__Goal__
Make a tally of the lines in the records that include the string "name", and give only that number.

__Data entries for graphics__
[Begin]

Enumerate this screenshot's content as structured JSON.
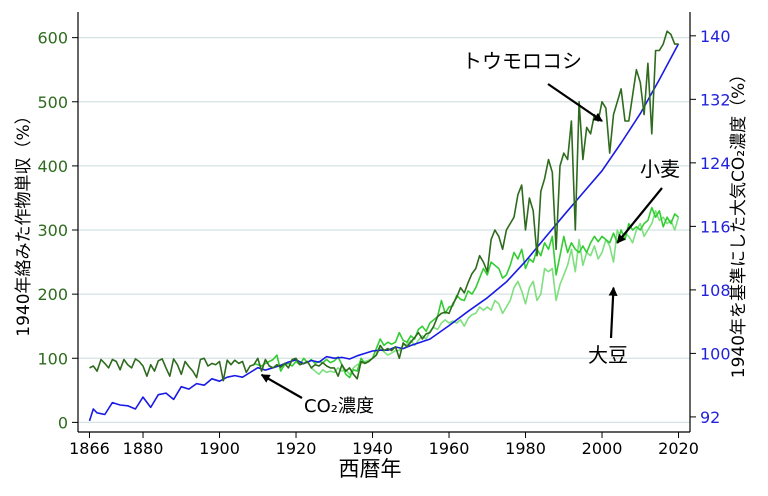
{
  "chart_data": {
    "type": "line",
    "xlabel": "西暦年",
    "ylabel_left": "1940年絡みた作物単収（%）",
    "ylabel_right": "1940年を基準にした大気CO₂濃度（%）",
    "xlim": [
      1863,
      2023
    ],
    "ylim_left": [
      -15,
      640
    ],
    "ylim_right": [
      90.1,
      143.0
    ],
    "x_ticks": [
      "1866",
      "1880",
      "1900",
      "1920",
      "1940",
      "1960",
      "1980",
      "2000",
      "2020"
    ],
    "y_left_ticks": [
      "0",
      "100",
      "200",
      "300",
      "400",
      "500",
      "600"
    ],
    "y_right_ticks": [
      "92",
      "100",
      "108",
      "116",
      "124",
      "132",
      "140"
    ],
    "colors": {
      "corn": "#2e6b1e",
      "wheat": "#33cc33",
      "soy": "#7ee07e",
      "co2": "#1a1ae6",
      "left_axis": "#2e6b1e",
      "right_axis": "#2222dd",
      "grid": "#d5e3e3"
    },
    "series": [
      {
        "name": "トウモロコシ",
        "axis": "left",
        "x": [
          1866,
          1867,
          1868,
          1869,
          1870,
          1871,
          1872,
          1873,
          1874,
          1875,
          1876,
          1877,
          1878,
          1879,
          1880,
          1881,
          1882,
          1883,
          1884,
          1885,
          1886,
          1887,
          1888,
          1889,
          1890,
          1891,
          1892,
          1893,
          1894,
          1895,
          1896,
          1897,
          1898,
          1899,
          1900,
          1901,
          1902,
          1903,
          1904,
          1905,
          1906,
          1907,
          1908,
          1909,
          1910,
          1911,
          1912,
          1913,
          1914,
          1915,
          1916,
          1917,
          1918,
          1919,
          1920,
          1921,
          1922,
          1923,
          1924,
          1925,
          1926,
          1927,
          1928,
          1929,
          1930,
          1931,
          1932,
          1933,
          1934,
          1935,
          1936,
          1937,
          1938,
          1939,
          1940,
          1941,
          1942,
          1943,
          1944,
          1945,
          1946,
          1947,
          1948,
          1949,
          1950,
          1951,
          1952,
          1953,
          1954,
          1955,
          1956,
          1957,
          1958,
          1959,
          1960,
          1961,
          1962,
          1963,
          1964,
          1965,
          1966,
          1967,
          1968,
          1969,
          1970,
          1971,
          1972,
          1973,
          1974,
          1975,
          1976,
          1977,
          1978,
          1979,
          1980,
          1981,
          1982,
          1983,
          1984,
          1985,
          1986,
          1987,
          1988,
          1989,
          1990,
          1991,
          1992,
          1993,
          1994,
          1995,
          1996,
          1997,
          1998,
          1999,
          2000,
          2001,
          2002,
          2003,
          2004,
          2005,
          2006,
          2007,
          2008,
          2009,
          2010,
          2011,
          2012,
          2013,
          2014,
          2015,
          2016,
          2017,
          2018,
          2019,
          2020
        ],
        "values": [
          85,
          88,
          80,
          98,
          92,
          85,
          98,
          95,
          82,
          98,
          90,
          85,
          99,
          95,
          88,
          72,
          90,
          80,
          96,
          99,
          85,
          72,
          99,
          90,
          75,
          95,
          87,
          80,
          70,
          98,
          100,
          88,
          92,
          90,
          95,
          65,
          97,
          90,
          97,
          92,
          95,
          78,
          88,
          90,
          100,
          80,
          98,
          88,
          85,
          90,
          86,
          92,
          85,
          98,
          100,
          90,
          92,
          95,
          85,
          90,
          88,
          93,
          88,
          85,
          85,
          72,
          90,
          80,
          85,
          75,
          68,
          95,
          92,
          95,
          100,
          105,
          120,
          112,
          115,
          112,
          118,
          100,
          124,
          118,
          125,
          132,
          140,
          130,
          138,
          140,
          150,
          165,
          170,
          172,
          170,
          185,
          195,
          210,
          202,
          218,
          232,
          240,
          260,
          250,
          235,
          285,
          300,
          290,
          270,
          300,
          310,
          320,
          355,
          370,
          300,
          350,
          330,
          260,
          360,
          380,
          410,
          390,
          270,
          400,
          420,
          410,
          470,
          300,
          500,
          410,
          460,
          450,
          480,
          470,
          500,
          490,
          420,
          480,
          500,
          520,
          470,
          470,
          510,
          550,
          530,
          480,
          560,
          450,
          580,
          580,
          590,
          610,
          605,
          590,
          590
        ]
      },
      {
        "name": "小麦",
        "axis": "left",
        "x": [
          1909,
          1910,
          1911,
          1912,
          1913,
          1914,
          1915,
          1916,
          1917,
          1918,
          1919,
          1920,
          1921,
          1922,
          1923,
          1924,
          1925,
          1926,
          1927,
          1928,
          1929,
          1930,
          1931,
          1932,
          1933,
          1934,
          1935,
          1936,
          1937,
          1938,
          1939,
          1940,
          1941,
          1942,
          1943,
          1944,
          1945,
          1946,
          1947,
          1948,
          1949,
          1950,
          1951,
          1952,
          1953,
          1954,
          1955,
          1956,
          1957,
          1958,
          1959,
          1960,
          1961,
          1962,
          1963,
          1964,
          1965,
          1966,
          1967,
          1968,
          1969,
          1970,
          1971,
          1972,
          1973,
          1974,
          1975,
          1976,
          1977,
          1978,
          1979,
          1980,
          1981,
          1982,
          1983,
          1984,
          1985,
          1986,
          1987,
          1988,
          1989,
          1990,
          1991,
          1992,
          1993,
          1994,
          1995,
          1996,
          1997,
          1998,
          1999,
          2000,
          2001,
          2002,
          2003,
          2004,
          2005,
          2006,
          2007,
          2008,
          2009,
          2010,
          2011,
          2012,
          2013,
          2014,
          2015,
          2016,
          2017,
          2018,
          2019,
          2020
        ],
        "values": [
          92,
          90,
          88,
          92,
          95,
          98,
          105,
          80,
          90,
          92,
          88,
          95,
          90,
          100,
          93,
          98,
          92,
          95,
          93,
          98,
          93,
          96,
          102,
          90,
          75,
          70,
          82,
          80,
          100,
          92,
          95,
          100,
          115,
          130,
          120,
          125,
          122,
          125,
          140,
          128,
          125,
          135,
          130,
          145,
          150,
          142,
          155,
          160,
          165,
          190,
          170,
          180,
          182,
          198,
          192,
          190,
          205,
          200,
          210,
          225,
          240,
          230,
          250,
          245,
          240,
          225,
          230,
          245,
          265,
          255,
          270,
          240,
          255,
          250,
          270,
          260,
          280,
          270,
          290,
          230,
          260,
          290,
          265,
          280,
          270,
          265,
          275,
          265,
          280,
          290,
          282,
          290,
          285,
          280,
          295,
          280,
          300,
          285,
          310,
          300,
          305,
          300,
          310,
          315,
          335,
          320,
          330,
          305,
          320,
          310,
          325,
          320
        ]
      },
      {
        "name": "大豆",
        "axis": "left",
        "x": [
          1924,
          1925,
          1926,
          1927,
          1928,
          1929,
          1930,
          1931,
          1932,
          1933,
          1934,
          1935,
          1936,
          1937,
          1938,
          1939,
          1940,
          1941,
          1942,
          1943,
          1944,
          1945,
          1946,
          1947,
          1948,
          1949,
          1950,
          1951,
          1952,
          1953,
          1954,
          1955,
          1956,
          1957,
          1958,
          1959,
          1960,
          1961,
          1962,
          1963,
          1964,
          1965,
          1966,
          1967,
          1968,
          1969,
          1970,
          1971,
          1972,
          1973,
          1974,
          1975,
          1976,
          1977,
          1978,
          1979,
          1980,
          1981,
          1982,
          1983,
          1984,
          1985,
          1986,
          1987,
          1988,
          1989,
          1990,
          1991,
          1992,
          1993,
          1994,
          1995,
          1996,
          1997,
          1998,
          1999,
          2000,
          2001,
          2002,
          2003,
          2004,
          2005,
          2006,
          2007,
          2008,
          2009,
          2010,
          2011,
          2012,
          2013,
          2014,
          2015,
          2016,
          2017,
          2018,
          2019,
          2020
        ],
        "values": [
          85,
          80,
          75,
          82,
          78,
          80,
          78,
          85,
          80,
          82,
          75,
          85,
          90,
          92,
          95,
          97,
          100,
          105,
          115,
          110,
          105,
          108,
          112,
          112,
          120,
          122,
          128,
          120,
          128,
          135,
          130,
          142,
          148,
          145,
          155,
          160,
          155,
          158,
          155,
          160,
          150,
          162,
          168,
          170,
          180,
          175,
          180,
          175,
          190,
          185,
          170,
          180,
          190,
          210,
          220,
          205,
          185,
          210,
          220,
          190,
          200,
          240,
          235,
          240,
          190,
          215,
          230,
          245,
          270,
          235,
          285,
          245,
          265,
          260,
          275,
          255,
          265,
          285,
          275,
          250,
          300,
          285,
          295,
          290,
          280,
          300,
          310,
          290,
          300,
          310,
          330,
          315,
          320,
          310,
          315,
          300,
          320
        ]
      },
      {
        "name": "CO₂濃度",
        "axis": "right",
        "x": [
          1866,
          1867,
          1868,
          1869,
          1870,
          1872,
          1874,
          1876,
          1878,
          1880,
          1882,
          1884,
          1886,
          1888,
          1890,
          1892,
          1894,
          1896,
          1898,
          1900,
          1902,
          1904,
          1906,
          1908,
          1910,
          1912,
          1914,
          1916,
          1918,
          1920,
          1922,
          1924,
          1926,
          1928,
          1930,
          1932,
          1934,
          1936,
          1938,
          1940,
          1942,
          1944,
          1946,
          1948,
          1950,
          1955,
          1960,
          1965,
          1970,
          1975,
          1980,
          1985,
          1990,
          1995,
          2000,
          2005,
          2010,
          2015,
          2020
        ],
        "values": [
          91.5,
          93.0,
          92.5,
          92.4,
          92.3,
          93.8,
          93.5,
          93.4,
          93.0,
          94.5,
          93.2,
          94.8,
          95.0,
          94.2,
          95.8,
          95.5,
          96.2,
          96.0,
          96.8,
          96.5,
          97.0,
          97.2,
          97.0,
          97.6,
          98.2,
          97.9,
          98.2,
          98.5,
          98.9,
          99.2,
          98.7,
          99.1,
          98.9,
          99.6,
          99.4,
          99.5,
          99.3,
          99.7,
          100.0,
          100.3,
          100.4,
          100.4,
          100.8,
          100.6,
          101.0,
          101.8,
          103.5,
          105.3,
          107.0,
          109.0,
          111.6,
          114.5,
          117.4,
          120.2,
          123.0,
          126.5,
          130.2,
          134.5,
          139.0
        ]
      }
    ],
    "annotations": [
      {
        "label": "トウモロコシ",
        "target_x": 2000,
        "target_y": 470,
        "axis": "left"
      },
      {
        "label": "小麦",
        "target_x": 2004,
        "target_y": 280,
        "axis": "left"
      },
      {
        "label": "大豆",
        "target_x": 2003,
        "target_y": 210,
        "axis": "left"
      },
      {
        "label": "CO₂濃度",
        "target_x": 1911,
        "target_y": 97.3,
        "axis": "right"
      }
    ],
    "grid": true,
    "legend": "none (inline arrow labels)"
  }
}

[End]

__The completed task__
4